Data items:
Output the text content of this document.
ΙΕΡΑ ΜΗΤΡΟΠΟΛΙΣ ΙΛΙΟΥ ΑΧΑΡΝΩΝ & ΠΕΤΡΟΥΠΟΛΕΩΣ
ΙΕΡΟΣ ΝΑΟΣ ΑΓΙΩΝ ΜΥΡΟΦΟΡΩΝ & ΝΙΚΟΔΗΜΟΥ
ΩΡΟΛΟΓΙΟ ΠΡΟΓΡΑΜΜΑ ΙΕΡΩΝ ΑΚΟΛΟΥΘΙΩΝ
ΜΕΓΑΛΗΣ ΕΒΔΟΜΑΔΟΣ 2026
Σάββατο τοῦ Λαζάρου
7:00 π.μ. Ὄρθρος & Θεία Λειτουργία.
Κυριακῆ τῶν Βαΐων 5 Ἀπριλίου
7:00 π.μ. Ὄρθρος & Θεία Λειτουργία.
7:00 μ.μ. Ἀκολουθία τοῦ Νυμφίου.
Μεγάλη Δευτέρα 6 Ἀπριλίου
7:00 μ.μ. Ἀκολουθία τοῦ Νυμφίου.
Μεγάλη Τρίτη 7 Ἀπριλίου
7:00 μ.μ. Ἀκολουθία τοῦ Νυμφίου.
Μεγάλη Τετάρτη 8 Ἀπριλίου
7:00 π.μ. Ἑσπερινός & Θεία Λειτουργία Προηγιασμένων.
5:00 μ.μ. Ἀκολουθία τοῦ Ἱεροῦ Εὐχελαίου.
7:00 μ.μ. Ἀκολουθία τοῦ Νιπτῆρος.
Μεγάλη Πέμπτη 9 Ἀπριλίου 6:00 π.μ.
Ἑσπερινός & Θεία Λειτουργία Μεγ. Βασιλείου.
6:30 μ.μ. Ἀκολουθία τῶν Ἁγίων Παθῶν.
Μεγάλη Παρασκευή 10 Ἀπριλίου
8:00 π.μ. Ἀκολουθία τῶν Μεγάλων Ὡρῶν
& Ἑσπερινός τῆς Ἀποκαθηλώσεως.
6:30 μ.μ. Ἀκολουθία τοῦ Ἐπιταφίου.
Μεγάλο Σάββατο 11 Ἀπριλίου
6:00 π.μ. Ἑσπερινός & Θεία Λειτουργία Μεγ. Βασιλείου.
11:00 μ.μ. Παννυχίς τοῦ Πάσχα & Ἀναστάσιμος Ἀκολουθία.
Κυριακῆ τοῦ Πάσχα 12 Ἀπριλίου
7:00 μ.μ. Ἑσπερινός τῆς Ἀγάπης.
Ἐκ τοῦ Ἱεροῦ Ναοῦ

Requirement: Each line of the material should be echoed exactly.

Solution to the problem:
Output the text content of this document.
ΙΕΡΑ ΜΗΤΡΟΠΟΛΙΣ ΙΛΙΟΥ ΑΧΑΡΝΩΝ & ΠΕΤΡΟΥΠΟΛΕΩΣ
ΙΕΡΟΣ ΝΑΟΣ ΑΓΙΩΝ ΜΥΡΟΦΟΡΩΝ & ΝΙΚΟΔΗΜΟΥ
ΩΡΟΛΟΓΙΟ ΠΡΟΓΡΑΜΜΑ ΙΕΡΩΝ ΑΚΟΛΟΥΘΙΩΝ
ΜΕΓΑΛΗΣ ΕΒΔΟΜΑΔΟΣ 2026
Σάββατο τοῦ Λαζάρου
7:00 π.μ. Ὄρθρος & Θεία Λειτουργία.
Κυριακῆ τῶν Βαΐων 5 Ἀπριλίου
7:00 π.μ. Ὄρθρος & Θεία Λειτουργία.
7:00 μ.μ. Ἀκολουθία τοῦ Νυμφίου.
Μεγάλη Δευτέρα 6 Ἀπριλίου
7:00 μ.μ. Ἀκολουθία τοῦ Νυμφίου.
Μεγάλη Τρίτη 7 Ἀπριλίου
7:00 μ.μ. Ἀκολουθία τοῦ Νυμφίου.
Μεγάλη Τετάρτη 8 Ἀπριλίου
7:00 π.μ. Ἑσπερινός & Θεία Λειτουργία Προηγιασμένων.
5:00 μ.μ. Ἀκολουθία τοῦ Ἱεροῦ Εὐχελαίου.
7:00 μ.μ. Ἀκολουθία τοῦ Νιπτῆρος.
Μεγάλη Πέμπτη 9 Ἀπριλίου 6:00 π.μ.
Ἑσπερινός & Θεία Λειτουργία Μεγ. Βασιλείου.
6:30 μ.μ. Ἀκολουθία τῶν Ἁγίων Παθῶν.
Μεγάλη Παρασκευή 10 Ἀπριλίου
8:00 π.μ. Ἀκολουθία τῶν Μεγάλων Ὡρῶν
& Ἑσπερινός τῆς Ἀποκαθηλώσεως.
6:30 μ.μ. Ἀκολουθία τοῦ Ἐπιταφίου.
Μεγάλο Σάββατο 11 Ἀπριλίου
6:00 π.μ. Ἑσπερινός & Θεία Λειτουργία Μεγ. Βασιλείου.
11:00 μ.μ. Παννυχίς τοῦ Πάσχα & Ἀναστάσιμος Ἀκολουθία.
Κυριακῆ τοῦ Πάσχα 12 Ἀπριλίου
7:00 μ.μ. Ἑσπερινός τῆς Ἀγάπης.
Ἐκ τοῦ Ἱεροῦ Ναοῦ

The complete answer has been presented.